## EXERCISE GOAL:
Extract the text of each entry below exactly, leaving every image behind.

## DATA SHOWN:
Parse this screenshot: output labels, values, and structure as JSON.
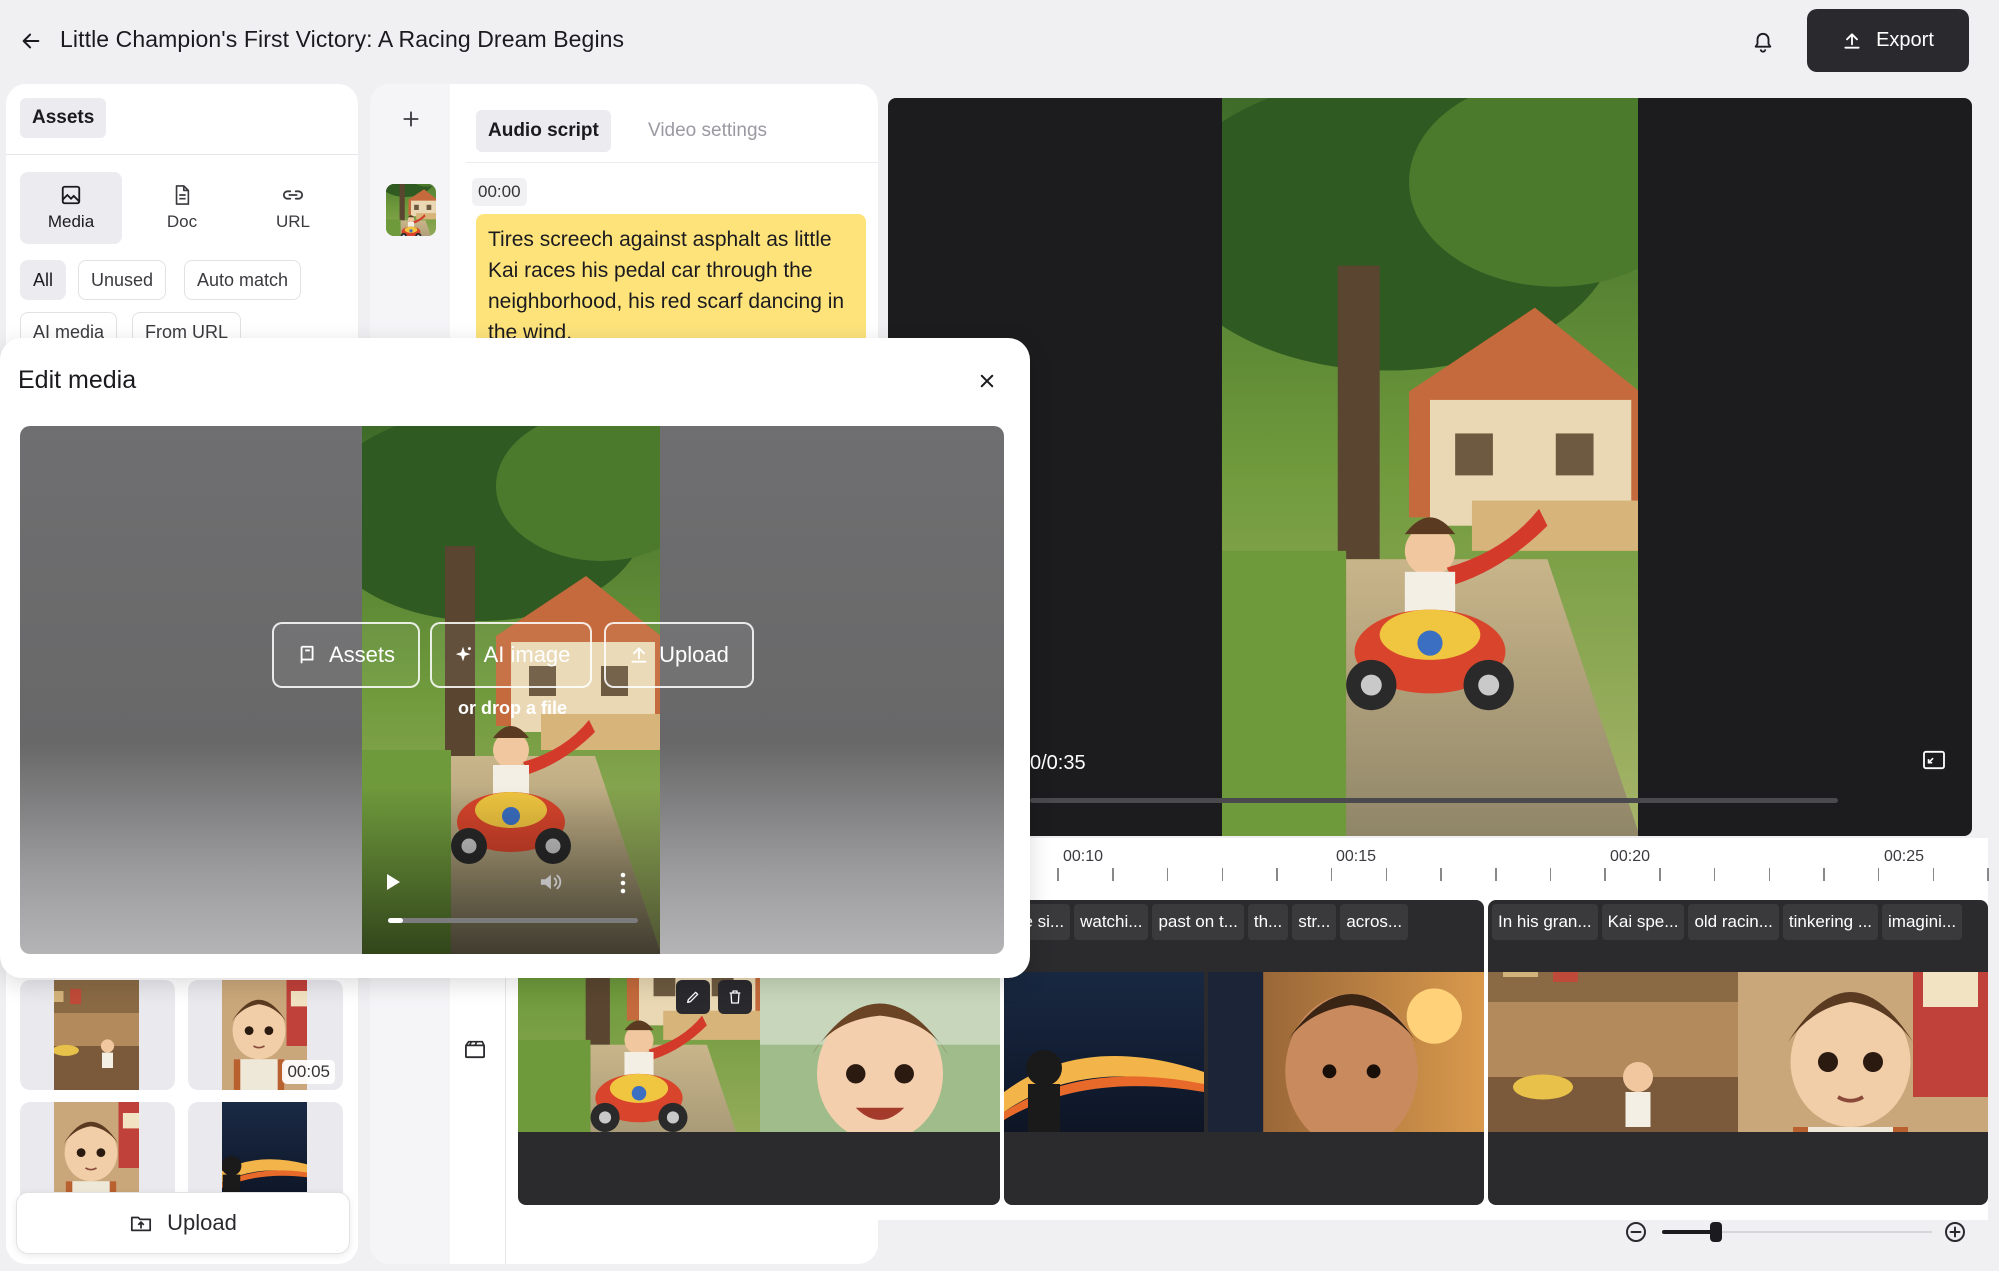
{
  "header": {
    "title": "Little Champion's First Victory: A Racing Dream Begins",
    "back_icon": "arrow-left-icon",
    "bell_icon": "bell-icon",
    "export_label": "Export"
  },
  "assets_panel": {
    "tab_label": "Assets",
    "source_tabs": [
      {
        "label": "Media",
        "icon": "image-icon",
        "active": true
      },
      {
        "label": "Doc",
        "icon": "document-icon",
        "active": false
      },
      {
        "label": "URL",
        "icon": "link-icon",
        "active": false
      }
    ],
    "filters": [
      "All",
      "Unused",
      "Auto match",
      "AI media",
      "From URL"
    ],
    "active_filter": "All",
    "thumb_duration": "00:05",
    "upload_label": "Upload"
  },
  "script_panel": {
    "tabs": [
      "Audio script",
      "Video settings"
    ],
    "active_tab": "Audio script",
    "scene": {
      "time": "00:00",
      "text": "Tires screech against asphalt as little Kai races his pedal car through the neighborhood, his red scarf dancing in the wind."
    }
  },
  "preview": {
    "time_display": "0/0:35"
  },
  "timeline": {
    "ruler": [
      "00:10",
      "00:15",
      "00:20",
      "00:25"
    ],
    "clips": [
      {
        "labels": []
      },
      {
        "labels": [
          "he si...",
          "watchi...",
          "past on t...",
          "th...",
          "str...",
          "acros..."
        ]
      },
      {
        "labels": [
          "In his gran...",
          "Kai spe...",
          "old racin...",
          "tinkering ...",
          "imagini..."
        ]
      }
    ],
    "zoom_level": 0.2
  },
  "edit_media": {
    "title": "Edit media",
    "buttons": [
      "Assets",
      "AI image",
      "Upload"
    ],
    "drop_text": "or drop a file",
    "video_progress": 0.06
  },
  "colors": {
    "accent_dark": "#2a2a2e",
    "script_highlight": "#fde37a",
    "panel_bg": "#ffffff",
    "app_bg": "#f0f0f3"
  }
}
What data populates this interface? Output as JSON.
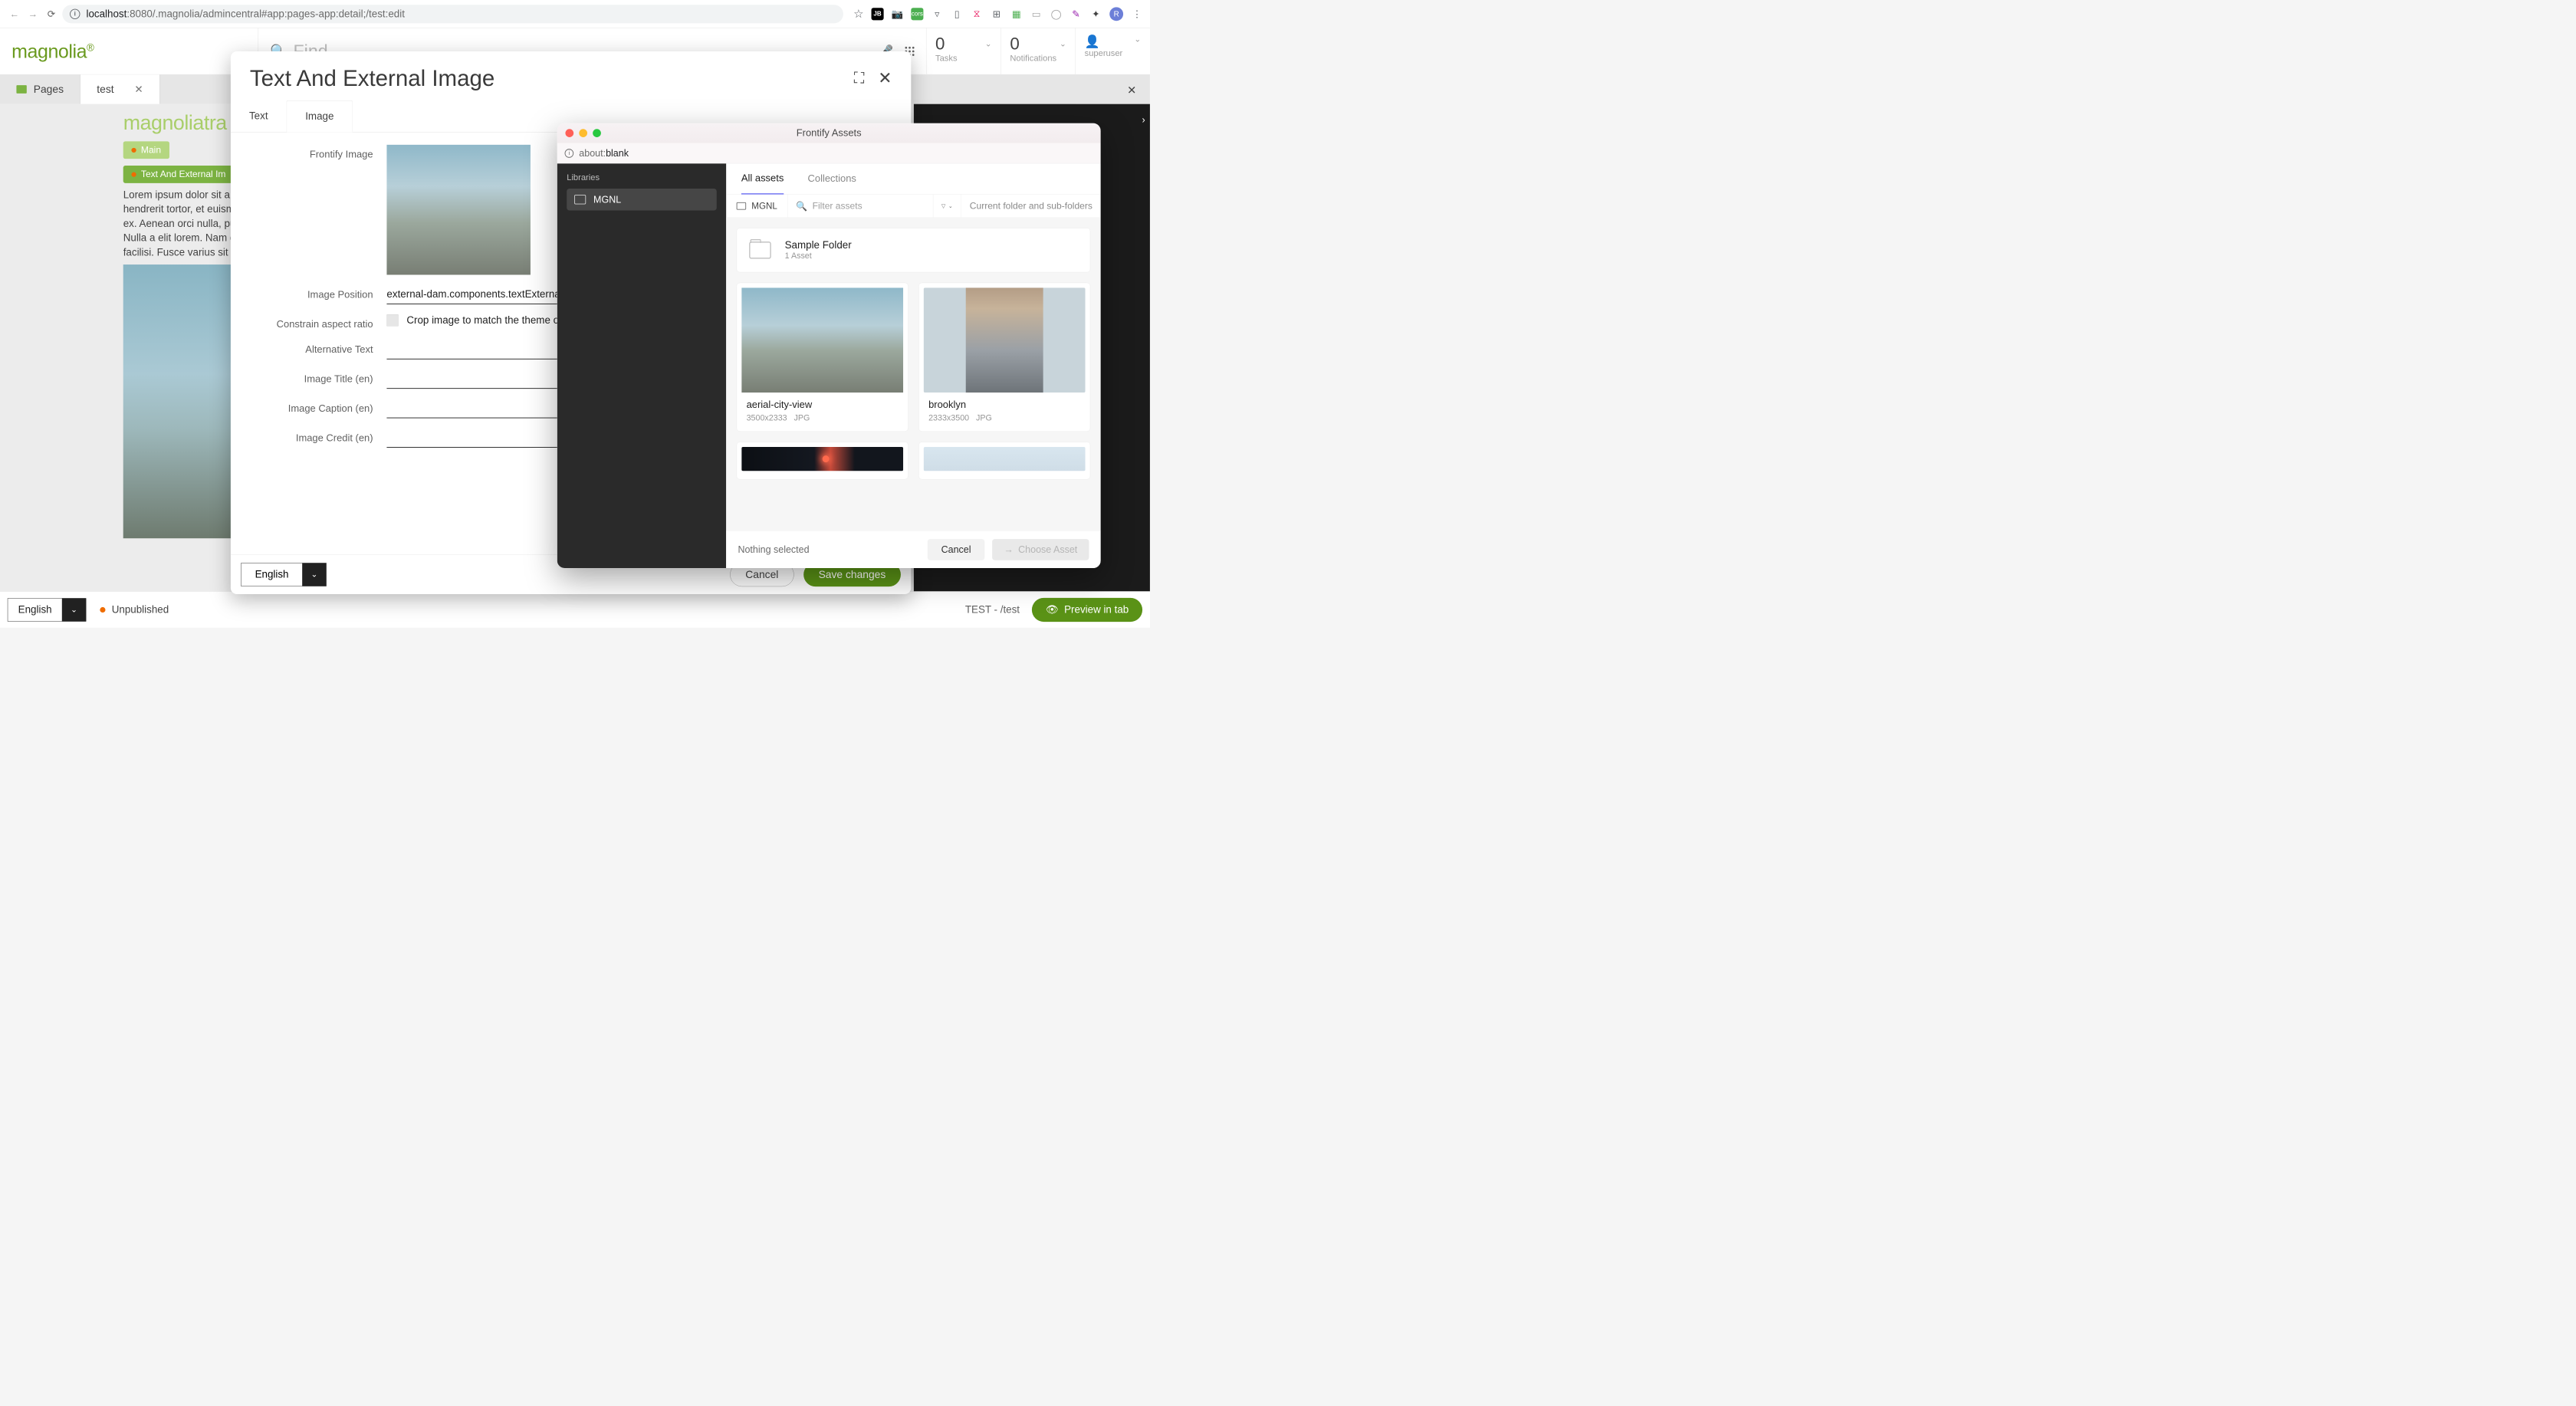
{
  "browser": {
    "host": "localhost",
    "port_path": ":8080/.magnolia/admincentral#app:pages-app:detail;/test:edit",
    "avatar_initial": "R"
  },
  "header": {
    "brand": "magnolia",
    "find_placeholder": "Find...",
    "tasks": {
      "count": "0",
      "label": "Tasks"
    },
    "notifications": {
      "count": "0",
      "label": "Notifications"
    },
    "user": {
      "label": "superuser"
    }
  },
  "tabs": {
    "pages": "Pages",
    "current": "test"
  },
  "preview": {
    "travel_brand": "magnoliatra",
    "chip_main": "Main",
    "chip_tei": "Text And External Im",
    "lorem": "Lorem ipsum dolor sit a\nhendrerit tortor, et euism\nex. Aenean orci nulla, pu\nNulla a elit lorem. Nam o\nfacilisi. Fusce varius sit"
  },
  "bottom": {
    "language": "English",
    "status": "Unpublished",
    "path": "TEST - /test",
    "preview_btn": "Preview in tab"
  },
  "dialog": {
    "title": "Text And External Image",
    "tabs": {
      "text": "Text",
      "image": "Image"
    },
    "fields": {
      "frontify_image": "Frontify Image",
      "image_position": "Image Position",
      "image_position_value": "external-dam.components.textExternal",
      "constrain": "Constrain aspect ratio",
      "constrain_text": "Crop image to match the theme of t",
      "alt_text": "Alternative Text",
      "title": "Image Title (en)",
      "caption": "Image Caption (en)",
      "credit": "Image Credit (en)"
    },
    "language": "English",
    "cancel": "Cancel",
    "save": "Save changes"
  },
  "frontify": {
    "window_title": "Frontify Assets",
    "url_prefix": "about:",
    "url_bold": "blank",
    "sidebar_heading": "Libraries",
    "library": "MGNL",
    "tabs": {
      "all": "All assets",
      "collections": "Collections"
    },
    "breadcrumb": "MGNL",
    "filter_placeholder": "Filter assets",
    "scope": "Current folder and sub-folders",
    "folder": {
      "name": "Sample Folder",
      "meta": "1 Asset"
    },
    "assets": [
      {
        "name": "aerial-city-view",
        "dims": "3500x2333",
        "fmt": "JPG"
      },
      {
        "name": "brooklyn",
        "dims": "2333x3500",
        "fmt": "JPG"
      }
    ],
    "selection": "Nothing selected",
    "cancel": "Cancel",
    "choose": "Choose Asset"
  }
}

## COMPLETE OUTPUT:
Parse this screenshot: output labels, values, and structure as JSON.
{
  "header": {
    "title": "Little Champion's First Victory: A Racing Dream Begins",
    "back_icon": "arrow-left-icon",
    "bell_icon": "bell-icon",
    "export_label": "Export"
  },
  "assets_panel": {
    "tab_label": "Assets",
    "source_tabs": [
      {
        "label": "Media",
        "icon": "image-icon",
        "active": true
      },
      {
        "label": "Doc",
        "icon": "document-icon",
        "active": false
      },
      {
        "label": "URL",
        "icon": "link-icon",
        "active": false
      }
    ],
    "filters": [
      "All",
      "Unused",
      "Auto match",
      "AI media",
      "From URL"
    ],
    "active_filter": "All",
    "thumb_duration": "00:05",
    "upload_label": "Upload"
  },
  "script_panel": {
    "tabs": [
      "Audio script",
      "Video settings"
    ],
    "active_tab": "Audio script",
    "scene": {
      "time": "00:00",
      "text": "Tires screech against asphalt as little Kai races his pedal car through the neighborhood, his red scarf dancing in the wind."
    }
  },
  "preview": {
    "time_display": "0/0:35"
  },
  "timeline": {
    "ruler": [
      "00:10",
      "00:15",
      "00:20",
      "00:25"
    ],
    "clips": [
      {
        "labels": []
      },
      {
        "labels": [
          "he si...",
          "watchi...",
          "past on t...",
          "th...",
          "str...",
          "acros..."
        ]
      },
      {
        "labels": [
          "In his gran...",
          "Kai spe...",
          "old racin...",
          "tinkering ...",
          "imagini..."
        ]
      }
    ],
    "zoom_level": 0.2
  },
  "edit_media": {
    "title": "Edit media",
    "buttons": [
      "Assets",
      "AI image",
      "Upload"
    ],
    "drop_text": "or drop a file",
    "video_progress": 0.06
  },
  "colors": {
    "accent_dark": "#2a2a2e",
    "script_highlight": "#fde37a",
    "panel_bg": "#ffffff",
    "app_bg": "#f0f0f3"
  }
}
What data populates this interface? Output as JSON.
{
  "browser": {
    "host": "localhost",
    "port_path": ":8080/.magnolia/admincentral#app:pages-app:detail;/test:edit",
    "avatar_initial": "R"
  },
  "header": {
    "brand": "magnolia",
    "find_placeholder": "Find...",
    "tasks": {
      "count": "0",
      "label": "Tasks"
    },
    "notifications": {
      "count": "0",
      "label": "Notifications"
    },
    "user": {
      "label": "superuser"
    }
  },
  "tabs": {
    "pages": "Pages",
    "current": "test"
  },
  "preview": {
    "travel_brand": "magnoliatra",
    "chip_main": "Main",
    "chip_tei": "Text And External Im",
    "lorem": "Lorem ipsum dolor sit a\nhendrerit tortor, et euism\nex. Aenean orci nulla, pu\nNulla a elit lorem. Nam o\nfacilisi. Fusce varius sit"
  },
  "bottom": {
    "language": "English",
    "status": "Unpublished",
    "path": "TEST - /test",
    "preview_btn": "Preview in tab"
  },
  "dialog": {
    "title": "Text And External Image",
    "tabs": {
      "text": "Text",
      "image": "Image"
    },
    "fields": {
      "frontify_image": "Frontify Image",
      "image_position": "Image Position",
      "image_position_value": "external-dam.components.textExternal",
      "constrain": "Constrain aspect ratio",
      "constrain_text": "Crop image to match the theme of t",
      "alt_text": "Alternative Text",
      "title": "Image Title (en)",
      "caption": "Image Caption (en)",
      "credit": "Image Credit (en)"
    },
    "language": "English",
    "cancel": "Cancel",
    "save": "Save changes"
  },
  "frontify": {
    "window_title": "Frontify Assets",
    "url_prefix": "about:",
    "url_bold": "blank",
    "sidebar_heading": "Libraries",
    "library": "MGNL",
    "tabs": {
      "all": "All assets",
      "collections": "Collections"
    },
    "breadcrumb": "MGNL",
    "filter_placeholder": "Filter assets",
    "scope": "Current folder and sub-folders",
    "folder": {
      "name": "Sample Folder",
      "meta": "1 Asset"
    },
    "assets": [
      {
        "name": "aerial-city-view",
        "dims": "3500x2333",
        "fmt": "JPG"
      },
      {
        "name": "brooklyn",
        "dims": "2333x3500",
        "fmt": "JPG"
      }
    ],
    "selection": "Nothing selected",
    "cancel": "Cancel",
    "choose": "Choose Asset"
  }
}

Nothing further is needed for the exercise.